### The request
How many of the lines that follow contain the word "المسد"? Give only the number.

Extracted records

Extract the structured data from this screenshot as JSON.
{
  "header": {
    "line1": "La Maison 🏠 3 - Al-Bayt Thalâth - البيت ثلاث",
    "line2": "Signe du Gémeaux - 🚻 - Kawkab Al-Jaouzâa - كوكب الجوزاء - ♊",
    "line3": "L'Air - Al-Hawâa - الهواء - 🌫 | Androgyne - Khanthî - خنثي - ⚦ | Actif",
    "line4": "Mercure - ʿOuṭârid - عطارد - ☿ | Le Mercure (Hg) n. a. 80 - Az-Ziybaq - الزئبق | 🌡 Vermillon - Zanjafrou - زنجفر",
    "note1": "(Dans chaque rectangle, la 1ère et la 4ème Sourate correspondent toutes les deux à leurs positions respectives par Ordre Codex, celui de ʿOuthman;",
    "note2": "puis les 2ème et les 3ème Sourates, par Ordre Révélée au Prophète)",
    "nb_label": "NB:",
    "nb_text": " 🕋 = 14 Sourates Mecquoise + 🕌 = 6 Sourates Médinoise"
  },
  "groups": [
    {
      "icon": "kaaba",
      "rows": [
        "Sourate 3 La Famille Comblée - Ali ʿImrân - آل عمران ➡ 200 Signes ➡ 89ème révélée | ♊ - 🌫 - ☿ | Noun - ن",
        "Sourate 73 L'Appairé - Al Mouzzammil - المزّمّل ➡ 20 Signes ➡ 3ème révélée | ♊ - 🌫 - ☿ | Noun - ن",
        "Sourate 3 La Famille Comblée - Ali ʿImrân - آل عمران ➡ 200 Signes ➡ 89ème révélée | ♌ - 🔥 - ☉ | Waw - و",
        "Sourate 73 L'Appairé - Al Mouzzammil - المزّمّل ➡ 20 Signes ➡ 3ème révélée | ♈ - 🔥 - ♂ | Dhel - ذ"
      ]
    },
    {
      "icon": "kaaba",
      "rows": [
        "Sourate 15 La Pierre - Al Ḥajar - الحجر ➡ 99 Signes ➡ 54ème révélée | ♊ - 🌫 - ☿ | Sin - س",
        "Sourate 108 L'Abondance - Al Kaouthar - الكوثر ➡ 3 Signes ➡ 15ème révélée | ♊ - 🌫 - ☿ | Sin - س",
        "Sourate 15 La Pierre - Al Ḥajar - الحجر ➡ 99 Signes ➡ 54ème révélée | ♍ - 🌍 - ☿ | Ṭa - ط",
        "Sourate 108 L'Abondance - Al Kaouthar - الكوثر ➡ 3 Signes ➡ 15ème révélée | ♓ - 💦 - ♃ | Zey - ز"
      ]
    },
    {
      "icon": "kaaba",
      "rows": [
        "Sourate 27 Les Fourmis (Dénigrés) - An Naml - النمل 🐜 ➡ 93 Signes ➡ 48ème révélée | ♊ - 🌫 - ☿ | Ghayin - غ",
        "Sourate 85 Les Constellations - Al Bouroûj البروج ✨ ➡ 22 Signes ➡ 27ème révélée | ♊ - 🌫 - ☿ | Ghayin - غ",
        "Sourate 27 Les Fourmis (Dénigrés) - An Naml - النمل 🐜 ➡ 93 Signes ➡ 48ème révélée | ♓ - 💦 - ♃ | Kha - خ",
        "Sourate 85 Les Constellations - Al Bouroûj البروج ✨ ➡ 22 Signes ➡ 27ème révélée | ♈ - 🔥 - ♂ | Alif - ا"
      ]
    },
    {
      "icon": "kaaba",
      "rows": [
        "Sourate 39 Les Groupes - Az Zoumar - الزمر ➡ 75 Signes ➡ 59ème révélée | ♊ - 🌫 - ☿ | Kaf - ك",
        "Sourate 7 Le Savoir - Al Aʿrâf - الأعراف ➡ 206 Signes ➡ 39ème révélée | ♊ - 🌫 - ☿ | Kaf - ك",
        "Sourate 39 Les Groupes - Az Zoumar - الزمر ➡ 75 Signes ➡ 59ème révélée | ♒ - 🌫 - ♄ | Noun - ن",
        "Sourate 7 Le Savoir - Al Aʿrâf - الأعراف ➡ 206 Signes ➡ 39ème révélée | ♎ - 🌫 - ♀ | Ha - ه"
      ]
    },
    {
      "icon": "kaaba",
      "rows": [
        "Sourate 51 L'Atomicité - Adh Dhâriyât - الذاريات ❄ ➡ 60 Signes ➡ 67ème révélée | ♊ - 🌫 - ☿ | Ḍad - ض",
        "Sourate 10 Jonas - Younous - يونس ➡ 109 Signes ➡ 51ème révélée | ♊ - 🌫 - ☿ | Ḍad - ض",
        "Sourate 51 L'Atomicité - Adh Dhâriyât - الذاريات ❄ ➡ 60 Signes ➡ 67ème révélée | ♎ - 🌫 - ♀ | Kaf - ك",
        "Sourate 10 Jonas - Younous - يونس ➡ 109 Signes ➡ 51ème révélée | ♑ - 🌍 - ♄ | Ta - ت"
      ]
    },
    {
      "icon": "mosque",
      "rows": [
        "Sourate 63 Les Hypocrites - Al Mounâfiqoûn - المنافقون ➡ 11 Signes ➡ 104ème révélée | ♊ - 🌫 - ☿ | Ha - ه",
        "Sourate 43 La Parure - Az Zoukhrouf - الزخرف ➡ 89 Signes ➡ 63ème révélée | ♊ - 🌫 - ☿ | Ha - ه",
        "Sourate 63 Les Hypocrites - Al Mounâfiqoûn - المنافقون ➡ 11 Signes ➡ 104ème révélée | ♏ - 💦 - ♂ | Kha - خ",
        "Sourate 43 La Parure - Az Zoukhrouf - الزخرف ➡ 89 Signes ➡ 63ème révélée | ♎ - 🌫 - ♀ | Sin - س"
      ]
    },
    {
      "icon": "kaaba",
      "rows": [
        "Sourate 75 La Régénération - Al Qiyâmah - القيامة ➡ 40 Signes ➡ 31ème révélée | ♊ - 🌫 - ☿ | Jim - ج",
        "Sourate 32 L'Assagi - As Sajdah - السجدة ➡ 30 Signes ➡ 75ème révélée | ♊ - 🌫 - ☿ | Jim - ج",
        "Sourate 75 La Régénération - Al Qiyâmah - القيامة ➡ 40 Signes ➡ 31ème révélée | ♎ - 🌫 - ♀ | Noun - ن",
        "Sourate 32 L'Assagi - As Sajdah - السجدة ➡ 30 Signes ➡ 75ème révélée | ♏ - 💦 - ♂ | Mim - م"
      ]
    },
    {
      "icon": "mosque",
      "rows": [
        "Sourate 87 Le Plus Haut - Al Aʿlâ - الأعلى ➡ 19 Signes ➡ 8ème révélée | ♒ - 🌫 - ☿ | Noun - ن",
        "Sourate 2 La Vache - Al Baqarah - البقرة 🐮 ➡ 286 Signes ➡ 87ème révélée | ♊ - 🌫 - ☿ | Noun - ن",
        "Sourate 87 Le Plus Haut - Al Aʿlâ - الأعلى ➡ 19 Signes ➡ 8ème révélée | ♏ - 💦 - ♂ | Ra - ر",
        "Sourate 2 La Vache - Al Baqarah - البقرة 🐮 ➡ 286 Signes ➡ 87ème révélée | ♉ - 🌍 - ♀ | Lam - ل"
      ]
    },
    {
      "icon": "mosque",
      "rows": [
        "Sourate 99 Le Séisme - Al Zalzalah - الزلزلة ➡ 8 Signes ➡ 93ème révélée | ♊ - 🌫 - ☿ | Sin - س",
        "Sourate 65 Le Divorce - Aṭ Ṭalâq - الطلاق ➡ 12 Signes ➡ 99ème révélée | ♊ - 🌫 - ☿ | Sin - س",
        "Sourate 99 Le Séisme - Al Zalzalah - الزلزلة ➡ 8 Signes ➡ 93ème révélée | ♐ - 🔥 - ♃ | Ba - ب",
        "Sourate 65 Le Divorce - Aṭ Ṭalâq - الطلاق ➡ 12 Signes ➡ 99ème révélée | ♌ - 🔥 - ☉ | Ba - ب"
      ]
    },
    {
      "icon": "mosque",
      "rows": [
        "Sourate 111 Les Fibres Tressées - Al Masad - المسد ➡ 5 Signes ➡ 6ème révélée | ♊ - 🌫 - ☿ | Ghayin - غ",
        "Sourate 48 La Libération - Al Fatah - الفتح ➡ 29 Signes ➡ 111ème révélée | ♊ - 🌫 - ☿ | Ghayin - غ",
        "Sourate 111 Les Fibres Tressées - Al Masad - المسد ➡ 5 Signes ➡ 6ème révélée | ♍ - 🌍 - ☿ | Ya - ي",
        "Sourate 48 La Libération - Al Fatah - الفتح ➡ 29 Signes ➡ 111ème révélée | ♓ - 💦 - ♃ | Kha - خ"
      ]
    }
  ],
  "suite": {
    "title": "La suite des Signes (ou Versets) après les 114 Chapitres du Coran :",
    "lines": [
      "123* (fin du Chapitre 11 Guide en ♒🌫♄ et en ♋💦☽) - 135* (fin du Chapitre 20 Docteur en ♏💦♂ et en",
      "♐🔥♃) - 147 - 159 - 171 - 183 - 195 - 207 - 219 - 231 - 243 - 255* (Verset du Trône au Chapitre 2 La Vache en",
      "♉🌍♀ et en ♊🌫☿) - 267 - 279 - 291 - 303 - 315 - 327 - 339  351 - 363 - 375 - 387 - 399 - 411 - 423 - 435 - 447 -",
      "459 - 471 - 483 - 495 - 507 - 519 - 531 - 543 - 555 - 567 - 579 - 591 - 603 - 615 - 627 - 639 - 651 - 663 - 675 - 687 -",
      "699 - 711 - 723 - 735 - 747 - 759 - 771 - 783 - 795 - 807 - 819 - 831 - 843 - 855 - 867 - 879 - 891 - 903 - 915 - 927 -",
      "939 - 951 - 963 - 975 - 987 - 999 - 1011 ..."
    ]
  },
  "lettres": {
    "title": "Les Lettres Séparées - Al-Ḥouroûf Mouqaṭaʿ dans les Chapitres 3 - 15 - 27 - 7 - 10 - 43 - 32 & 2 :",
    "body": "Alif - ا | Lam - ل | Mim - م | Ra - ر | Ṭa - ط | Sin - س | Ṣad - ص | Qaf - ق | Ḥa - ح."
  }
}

### Answer to the exercise
2